--- Provided records ---
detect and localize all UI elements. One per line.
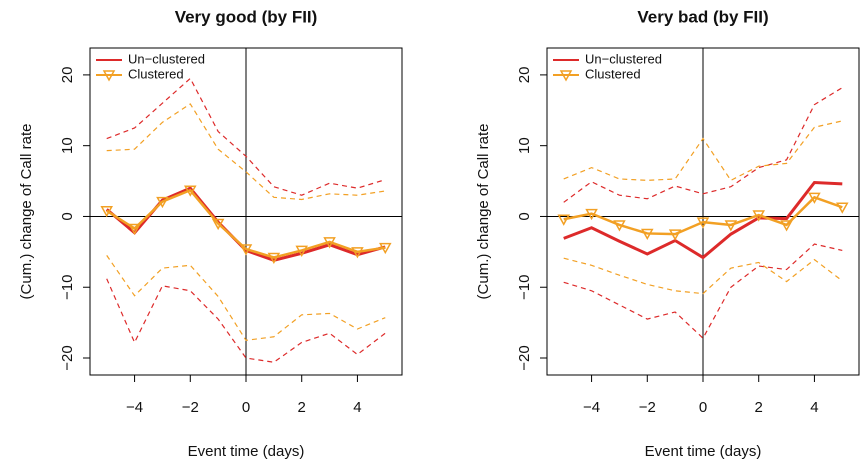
y-tick-label: −20 [516,345,533,370]
legend-text: Clustered [128,66,184,81]
marker [379,242,392,255]
x-tick-label: 2 [755,399,763,416]
x-axis-label: Event time (days) [645,443,762,460]
x-tick-label: 0 [699,399,707,416]
y-tick-label: 0 [59,212,76,220]
y-tick-label: 20 [516,67,533,84]
series-line [106,188,386,259]
y-tick-label: 10 [59,137,76,154]
x-tick-label: −4 [126,399,143,416]
legend-text: Clustered [585,66,641,81]
marker [211,218,225,231]
x-tick-label: −4 [583,399,600,416]
y-tick-label: 20 [59,67,76,84]
confidence-band [106,278,386,363]
marker [808,192,821,204]
marker [557,214,570,226]
marker [239,244,253,256]
marker [128,223,141,236]
marker [267,252,281,265]
marker [156,196,169,209]
y-tick-label: 10 [516,137,533,154]
x-axis-label: Event time (days) [188,443,305,460]
marker [295,245,308,257]
series-line [563,195,843,236]
marker [102,70,116,82]
y-tick-label: 0 [516,212,533,220]
x-tick-label: −2 [639,399,656,416]
y-axis-label: (Cum.) change of Call rate [475,124,492,300]
x-tick-label: 4 [353,399,361,416]
chart-title: Very good (by FII) [175,7,318,26]
marker [641,228,654,240]
marker [323,237,336,249]
x-tick-label: 2 [298,399,306,416]
confidence-band [563,257,843,295]
marker [836,202,849,214]
x-tick-label: 0 [242,399,250,416]
y-axis-label: (Cum.) change of Call rate [18,124,35,300]
series-line [563,180,843,260]
confidence-band [106,255,386,341]
marker [780,220,793,232]
marker [100,206,113,218]
x-tick-label: 4 [810,399,818,416]
marker [559,70,573,82]
confidence-band [106,77,386,196]
marker [351,247,364,259]
legend-text: Un−clustered [128,51,205,66]
x-tick-label: −2 [182,399,199,416]
y-tick-label: −10 [516,275,533,300]
confidence-band [563,87,843,203]
confidence-band [563,243,843,340]
legend-text: Un−clustered [585,51,662,66]
marker [184,185,197,197]
y-tick-label: −20 [59,345,76,370]
y-tick-label: −10 [59,275,76,300]
chart-title: Very bad (by FII) [637,7,768,26]
marker [585,208,598,221]
marker [613,220,626,232]
marker [696,217,710,229]
marker [724,220,738,232]
marker [752,210,765,222]
confidence-band [563,120,843,182]
confidence-band [106,103,386,201]
marker [668,229,682,241]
---
Retype each line of the records above unchanged, omitting the pictures.

detect and localize all UI elements. One per line.
y-tick-label: −20 [516,345,533,370]
legend-text: Clustered [128,66,184,81]
marker [379,242,392,255]
x-tick-label: 2 [755,399,763,416]
x-axis-label: Event time (days) [645,443,762,460]
x-tick-label: 0 [699,399,707,416]
y-tick-label: 0 [59,212,76,220]
y-tick-label: 20 [516,67,533,84]
series-line [106,188,386,259]
y-tick-label: 10 [59,137,76,154]
x-tick-label: −4 [126,399,143,416]
legend-text: Clustered [585,66,641,81]
marker [211,218,225,231]
x-tick-label: −4 [583,399,600,416]
y-tick-label: 20 [59,67,76,84]
confidence-band [106,278,386,363]
marker [808,192,821,204]
marker [557,214,570,226]
marker [239,244,253,256]
marker [128,223,141,236]
marker [267,252,281,265]
marker [156,196,169,209]
y-tick-label: 10 [516,137,533,154]
x-axis-label: Event time (days) [188,443,305,460]
marker [295,245,308,257]
series-line [563,195,843,236]
marker [102,70,116,82]
y-tick-label: 0 [516,212,533,220]
x-tick-label: −2 [639,399,656,416]
y-axis-label: (Cum.) change of Call rate [475,124,492,300]
x-tick-label: 4 [353,399,361,416]
chart-title: Very good (by FII) [175,7,318,26]
marker [641,228,654,240]
marker [323,237,336,249]
x-tick-label: 2 [298,399,306,416]
confidence-band [563,257,843,295]
marker [836,202,849,214]
x-tick-label: 0 [242,399,250,416]
y-axis-label: (Cum.) change of Call rate [18,124,35,300]
series-line [563,180,843,260]
confidence-band [106,255,386,341]
marker [780,220,793,232]
marker [100,206,113,218]
x-tick-label: 4 [810,399,818,416]
marker [559,70,573,82]
confidence-band [106,77,386,196]
marker [351,247,364,259]
legend-text: Un−clustered [128,51,205,66]
x-tick-label: −2 [182,399,199,416]
y-tick-label: −10 [516,275,533,300]
confidence-band [563,87,843,203]
confidence-band [563,243,843,340]
legend-text: Un−clustered [585,51,662,66]
marker [184,185,197,197]
y-tick-label: −20 [59,345,76,370]
y-tick-label: −10 [59,275,76,300]
chart-title: Very bad (by FII) [637,7,768,26]
marker [585,208,598,221]
marker [613,220,626,232]
marker [696,217,710,229]
marker [724,220,738,232]
marker [752,210,765,222]
confidence-band [563,120,843,182]
confidence-band [106,103,386,201]
marker [668,229,682,241]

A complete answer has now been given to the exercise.